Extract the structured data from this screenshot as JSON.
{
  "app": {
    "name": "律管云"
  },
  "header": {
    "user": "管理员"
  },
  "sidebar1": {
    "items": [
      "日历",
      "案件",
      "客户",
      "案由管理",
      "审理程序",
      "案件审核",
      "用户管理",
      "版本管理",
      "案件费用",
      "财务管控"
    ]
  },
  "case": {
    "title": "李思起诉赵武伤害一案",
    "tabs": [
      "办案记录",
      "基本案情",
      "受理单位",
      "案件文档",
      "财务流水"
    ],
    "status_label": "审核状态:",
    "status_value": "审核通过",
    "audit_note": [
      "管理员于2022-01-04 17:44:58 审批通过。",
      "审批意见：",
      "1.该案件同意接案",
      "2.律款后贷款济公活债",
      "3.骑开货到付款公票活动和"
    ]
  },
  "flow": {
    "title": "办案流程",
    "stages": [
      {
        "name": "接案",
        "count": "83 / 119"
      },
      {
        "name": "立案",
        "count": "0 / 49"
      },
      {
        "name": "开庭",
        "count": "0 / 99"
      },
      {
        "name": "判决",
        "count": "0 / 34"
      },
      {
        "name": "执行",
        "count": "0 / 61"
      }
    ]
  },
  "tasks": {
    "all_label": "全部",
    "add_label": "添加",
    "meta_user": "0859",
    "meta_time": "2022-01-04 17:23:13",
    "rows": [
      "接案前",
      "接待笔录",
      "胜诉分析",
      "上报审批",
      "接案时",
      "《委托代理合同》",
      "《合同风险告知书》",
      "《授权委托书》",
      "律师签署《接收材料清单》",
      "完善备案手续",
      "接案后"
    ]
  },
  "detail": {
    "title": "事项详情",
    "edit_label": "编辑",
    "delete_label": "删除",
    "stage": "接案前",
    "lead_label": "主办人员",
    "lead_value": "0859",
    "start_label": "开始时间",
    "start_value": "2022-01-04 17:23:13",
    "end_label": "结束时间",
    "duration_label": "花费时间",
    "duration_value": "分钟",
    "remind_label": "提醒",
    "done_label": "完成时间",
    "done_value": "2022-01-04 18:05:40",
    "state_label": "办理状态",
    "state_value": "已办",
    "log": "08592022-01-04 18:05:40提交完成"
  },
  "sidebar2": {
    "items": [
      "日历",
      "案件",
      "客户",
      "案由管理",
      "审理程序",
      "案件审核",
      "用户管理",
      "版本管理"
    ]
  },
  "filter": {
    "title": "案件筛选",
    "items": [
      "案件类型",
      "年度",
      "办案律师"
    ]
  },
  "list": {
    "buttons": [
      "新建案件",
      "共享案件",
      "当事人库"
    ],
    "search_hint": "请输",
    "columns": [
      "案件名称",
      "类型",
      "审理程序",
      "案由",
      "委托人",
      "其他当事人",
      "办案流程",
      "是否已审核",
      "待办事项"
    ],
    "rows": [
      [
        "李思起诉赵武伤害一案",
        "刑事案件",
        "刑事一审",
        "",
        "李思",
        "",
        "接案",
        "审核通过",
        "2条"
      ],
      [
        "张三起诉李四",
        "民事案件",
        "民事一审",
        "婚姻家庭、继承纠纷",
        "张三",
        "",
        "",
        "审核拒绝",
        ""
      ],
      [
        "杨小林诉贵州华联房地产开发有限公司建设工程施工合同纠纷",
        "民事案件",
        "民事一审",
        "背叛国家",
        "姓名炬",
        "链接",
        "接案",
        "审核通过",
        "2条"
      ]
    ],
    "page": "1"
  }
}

※ ※ ※

# Stated task
Quote each line above in full, word for word.

# Exercise output
Extract the structured data from this screenshot as JSON.
{
  "app": {
    "name": "律管云"
  },
  "header": {
    "user": "管理员"
  },
  "sidebar1": {
    "items": [
      "日历",
      "案件",
      "客户",
      "案由管理",
      "审理程序",
      "案件审核",
      "用户管理",
      "版本管理",
      "案件费用",
      "财务管控"
    ]
  },
  "case": {
    "title": "李思起诉赵武伤害一案",
    "tabs": [
      "办案记录",
      "基本案情",
      "受理单位",
      "案件文档",
      "财务流水"
    ],
    "status_label": "审核状态:",
    "status_value": "审核通过",
    "audit_note": [
      "管理员于2022-01-04 17:44:58 审批通过。",
      "审批意见：",
      "1.该案件同意接案",
      "2.律款后贷款济公活债",
      "3.骑开货到付款公票活动和"
    ]
  },
  "flow": {
    "title": "办案流程",
    "stages": [
      {
        "name": "接案",
        "count": "83 / 119"
      },
      {
        "name": "立案",
        "count": "0 / 49"
      },
      {
        "name": "开庭",
        "count": "0 / 99"
      },
      {
        "name": "判决",
        "count": "0 / 34"
      },
      {
        "name": "执行",
        "count": "0 / 61"
      }
    ]
  },
  "tasks": {
    "all_label": "全部",
    "add_label": "添加",
    "meta_user": "0859",
    "meta_time": "2022-01-04 17:23:13",
    "rows": [
      "接案前",
      "接待笔录",
      "胜诉分析",
      "上报审批",
      "接案时",
      "《委托代理合同》",
      "《合同风险告知书》",
      "《授权委托书》",
      "律师签署《接收材料清单》",
      "完善备案手续",
      "接案后"
    ]
  },
  "detail": {
    "title": "事项详情",
    "edit_label": "编辑",
    "delete_label": "删除",
    "stage": "接案前",
    "lead_label": "主办人员",
    "lead_value": "0859",
    "start_label": "开始时间",
    "start_value": "2022-01-04 17:23:13",
    "end_label": "结束时间",
    "duration_label": "花费时间",
    "duration_value": "分钟",
    "remind_label": "提醒",
    "done_label": "完成时间",
    "done_value": "2022-01-04 18:05:40",
    "state_label": "办理状态",
    "state_value": "已办",
    "log": "08592022-01-04 18:05:40提交完成"
  },
  "sidebar2": {
    "items": [
      "日历",
      "案件",
      "客户",
      "案由管理",
      "审理程序",
      "案件审核",
      "用户管理",
      "版本管理"
    ]
  },
  "filter": {
    "title": "案件筛选",
    "items": [
      "案件类型",
      "年度",
      "办案律师"
    ]
  },
  "list": {
    "buttons": [
      "新建案件",
      "共享案件",
      "当事人库"
    ],
    "search_hint": "请输",
    "columns": [
      "案件名称",
      "类型",
      "审理程序",
      "案由",
      "委托人",
      "其他当事人",
      "办案流程",
      "是否已审核",
      "待办事项"
    ],
    "rows": [
      [
        "李思起诉赵武伤害一案",
        "刑事案件",
        "刑事一审",
        "",
        "李思",
        "",
        "接案",
        "审核通过",
        "2条"
      ],
      [
        "张三起诉李四",
        "民事案件",
        "民事一审",
        "婚姻家庭、继承纠纷",
        "张三",
        "",
        "",
        "审核拒绝",
        ""
      ],
      [
        "杨小林诉贵州华联房地产开发有限公司建设工程施工合同纠纷",
        "民事案件",
        "民事一审",
        "背叛国家",
        "姓名炬",
        "链接",
        "接案",
        "审核通过",
        "2条"
      ]
    ],
    "page": "1"
  }
}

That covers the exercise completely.